■ **PROBLEM REQUIREMENTS**:
Show every line of the records below that contains the word "Melbourne".

[Stored items]
-- begin --
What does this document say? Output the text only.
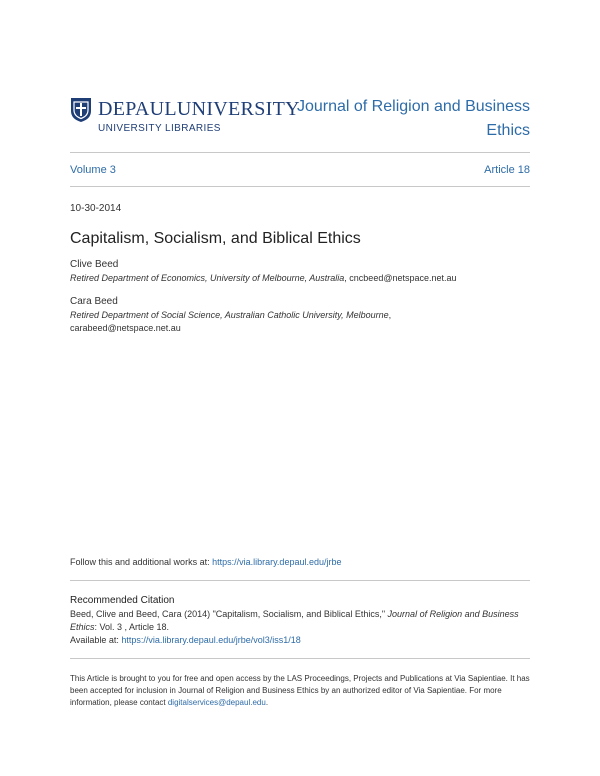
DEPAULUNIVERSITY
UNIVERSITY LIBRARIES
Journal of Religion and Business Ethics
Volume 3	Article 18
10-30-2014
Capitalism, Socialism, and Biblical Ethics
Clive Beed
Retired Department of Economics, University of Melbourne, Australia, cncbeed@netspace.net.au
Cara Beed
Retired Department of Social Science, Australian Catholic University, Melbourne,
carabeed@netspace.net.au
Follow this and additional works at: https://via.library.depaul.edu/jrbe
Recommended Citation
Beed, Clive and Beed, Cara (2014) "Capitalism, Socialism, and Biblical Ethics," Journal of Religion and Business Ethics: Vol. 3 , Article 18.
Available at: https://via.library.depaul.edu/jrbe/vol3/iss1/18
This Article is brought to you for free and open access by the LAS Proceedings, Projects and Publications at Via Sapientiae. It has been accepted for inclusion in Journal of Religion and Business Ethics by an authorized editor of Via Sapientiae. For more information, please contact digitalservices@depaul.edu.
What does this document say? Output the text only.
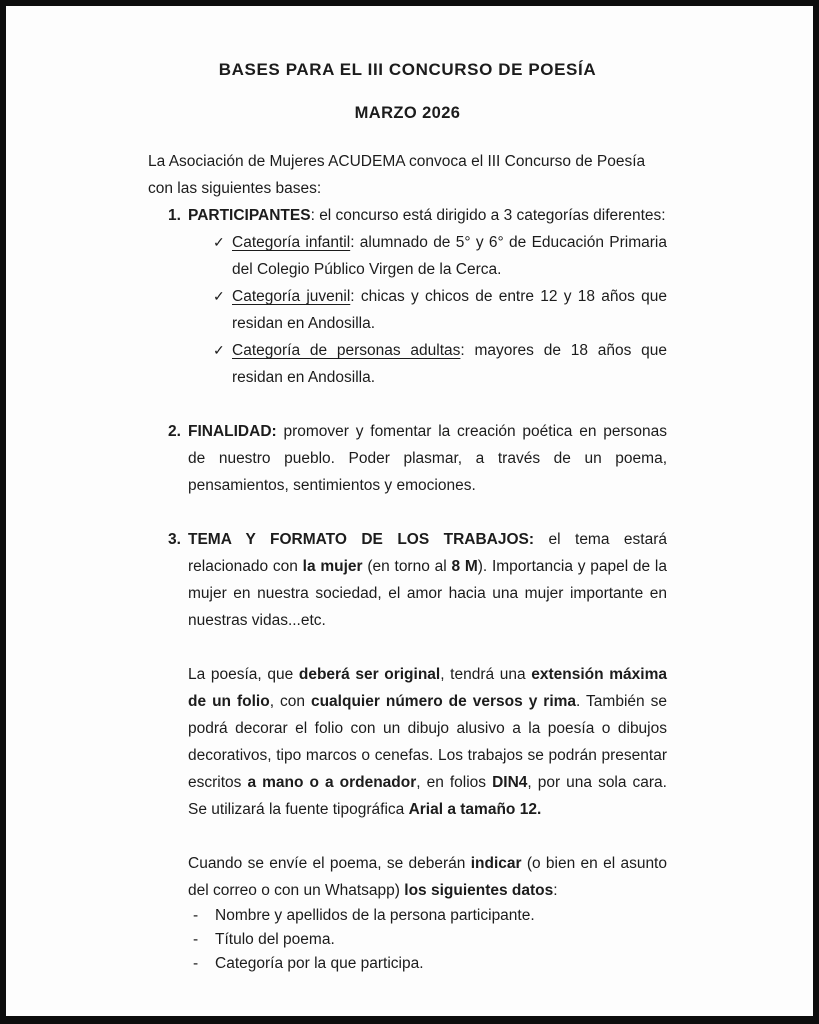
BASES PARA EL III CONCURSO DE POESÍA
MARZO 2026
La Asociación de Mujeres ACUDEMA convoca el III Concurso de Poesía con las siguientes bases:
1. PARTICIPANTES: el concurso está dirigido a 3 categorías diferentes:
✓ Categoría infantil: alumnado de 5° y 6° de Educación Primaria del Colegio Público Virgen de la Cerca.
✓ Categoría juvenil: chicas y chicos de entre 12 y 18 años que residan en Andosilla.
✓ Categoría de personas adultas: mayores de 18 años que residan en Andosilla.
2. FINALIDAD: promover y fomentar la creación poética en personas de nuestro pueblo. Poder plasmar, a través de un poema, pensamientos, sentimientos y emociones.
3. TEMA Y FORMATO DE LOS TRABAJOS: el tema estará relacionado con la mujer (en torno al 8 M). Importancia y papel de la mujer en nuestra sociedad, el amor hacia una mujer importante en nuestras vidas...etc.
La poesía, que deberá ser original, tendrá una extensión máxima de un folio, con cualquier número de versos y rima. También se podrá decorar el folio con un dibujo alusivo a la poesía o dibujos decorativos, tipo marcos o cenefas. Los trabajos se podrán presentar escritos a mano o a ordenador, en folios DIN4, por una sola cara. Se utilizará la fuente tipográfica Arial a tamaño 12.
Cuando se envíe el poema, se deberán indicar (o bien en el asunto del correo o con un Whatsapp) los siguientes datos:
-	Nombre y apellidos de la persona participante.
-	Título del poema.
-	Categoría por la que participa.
-- end --
-- begin --
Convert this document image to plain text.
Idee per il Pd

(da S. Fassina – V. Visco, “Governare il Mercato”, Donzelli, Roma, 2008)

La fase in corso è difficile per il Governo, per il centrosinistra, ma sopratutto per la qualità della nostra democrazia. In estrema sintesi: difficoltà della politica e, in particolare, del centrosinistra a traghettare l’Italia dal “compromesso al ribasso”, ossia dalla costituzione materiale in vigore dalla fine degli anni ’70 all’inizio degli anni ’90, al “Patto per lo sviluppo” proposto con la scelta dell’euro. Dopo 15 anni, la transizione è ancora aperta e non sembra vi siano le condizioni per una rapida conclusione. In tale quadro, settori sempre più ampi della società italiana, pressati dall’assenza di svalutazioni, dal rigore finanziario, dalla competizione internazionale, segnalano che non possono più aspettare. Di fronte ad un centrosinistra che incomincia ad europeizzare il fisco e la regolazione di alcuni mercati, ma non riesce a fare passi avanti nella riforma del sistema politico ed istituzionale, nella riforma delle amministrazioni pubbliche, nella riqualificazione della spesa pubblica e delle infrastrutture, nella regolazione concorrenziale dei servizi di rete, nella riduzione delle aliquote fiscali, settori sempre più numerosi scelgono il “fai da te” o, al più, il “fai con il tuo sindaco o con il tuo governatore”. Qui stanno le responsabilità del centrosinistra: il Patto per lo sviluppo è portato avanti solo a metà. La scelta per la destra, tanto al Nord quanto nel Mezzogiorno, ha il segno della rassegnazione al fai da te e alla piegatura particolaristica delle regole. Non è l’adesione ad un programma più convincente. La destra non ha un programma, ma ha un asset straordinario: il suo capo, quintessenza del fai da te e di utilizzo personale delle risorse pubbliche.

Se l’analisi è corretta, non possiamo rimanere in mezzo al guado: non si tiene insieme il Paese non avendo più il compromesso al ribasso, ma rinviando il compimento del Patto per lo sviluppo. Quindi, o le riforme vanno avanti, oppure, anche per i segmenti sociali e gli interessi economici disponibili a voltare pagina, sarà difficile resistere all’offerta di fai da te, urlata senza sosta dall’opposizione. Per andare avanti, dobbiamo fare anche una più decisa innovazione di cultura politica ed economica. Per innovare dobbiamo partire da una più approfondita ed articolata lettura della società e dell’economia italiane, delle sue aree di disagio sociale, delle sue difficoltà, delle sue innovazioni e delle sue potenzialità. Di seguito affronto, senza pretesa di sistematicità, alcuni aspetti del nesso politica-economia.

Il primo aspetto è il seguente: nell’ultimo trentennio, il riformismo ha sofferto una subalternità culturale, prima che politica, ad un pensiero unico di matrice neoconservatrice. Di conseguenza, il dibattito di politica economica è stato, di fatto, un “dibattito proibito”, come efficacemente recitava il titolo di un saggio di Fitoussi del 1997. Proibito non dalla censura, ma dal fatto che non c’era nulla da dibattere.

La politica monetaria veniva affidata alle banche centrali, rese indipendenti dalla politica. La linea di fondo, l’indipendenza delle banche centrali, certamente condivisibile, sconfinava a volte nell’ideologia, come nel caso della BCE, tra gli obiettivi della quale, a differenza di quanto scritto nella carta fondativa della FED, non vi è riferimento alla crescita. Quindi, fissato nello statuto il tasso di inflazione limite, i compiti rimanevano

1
-- end --
■ **REPLY TO THE EXERCISE**:
Retired Department of Economics, University of Melbourne, Australia, cncbeed@netspace.net.au
Retired Department of Social Science, Australian Catholic University, Melbourne,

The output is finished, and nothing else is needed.